PROBLEM TO WORK ON >>
Put the lines below into a Markdown table with two columns, No. and Text. Number each row in order, and leave out any blank lines.

LISTED ENTRIES >>
────
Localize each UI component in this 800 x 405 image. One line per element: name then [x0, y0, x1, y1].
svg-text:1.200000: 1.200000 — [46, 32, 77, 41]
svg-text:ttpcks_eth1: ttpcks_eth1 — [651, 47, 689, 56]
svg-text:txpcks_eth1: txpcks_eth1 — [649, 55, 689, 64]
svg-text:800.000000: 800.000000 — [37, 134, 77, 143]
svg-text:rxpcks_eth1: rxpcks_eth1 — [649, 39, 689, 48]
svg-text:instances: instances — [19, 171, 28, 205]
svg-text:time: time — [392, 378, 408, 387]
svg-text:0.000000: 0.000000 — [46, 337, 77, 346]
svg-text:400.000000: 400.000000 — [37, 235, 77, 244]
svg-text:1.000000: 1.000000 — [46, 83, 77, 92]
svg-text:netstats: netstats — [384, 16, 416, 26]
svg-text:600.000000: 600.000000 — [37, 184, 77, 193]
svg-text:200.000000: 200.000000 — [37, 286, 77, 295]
────
REPLY TO THE EXERCISE >>
| No. | Text |
|---|---|
| 1 | Localize each UI component in this 800 x 405 image. One line per element: name then [x0, y0, x1, y1]. |
| 2 | svg-text:1.200000: 1.200000 — [46, 32, 77, 41] |
| 3 | svg-text:ttpcks_eth1: ttpcks_eth1 — [651, 47, 689, 56] |
| 4 | svg-text:txpcks_eth1: txpcks_eth1 — [649, 55, 689, 64] |
| 5 | svg-text:800.000000: 800.000000 — [37, 134, 77, 143] |
| 6 | svg-text:rxpcks_eth1: rxpcks_eth1 — [649, 39, 689, 48] |
| 7 | svg-text:instances: instances — [19, 171, 28, 205] |
| 8 | svg-text:time: time — [392, 378, 408, 387] |
| 9 | svg-text:0.000000: 0.000000 — [46, 337, 77, 346] |
| 10 | svg-text:400.000000: 400.000000 — [37, 235, 77, 244] |
| 11 | svg-text:1.000000: 1.000000 — [46, 83, 77, 92] |
| 12 | svg-text:netstats: netstats — [384, 16, 416, 26] |
| 13 | svg-text:600.000000: 600.000000 — [37, 184, 77, 193] |
| 14 | svg-text:200.000000: 200.000000 — [37, 286, 77, 295] |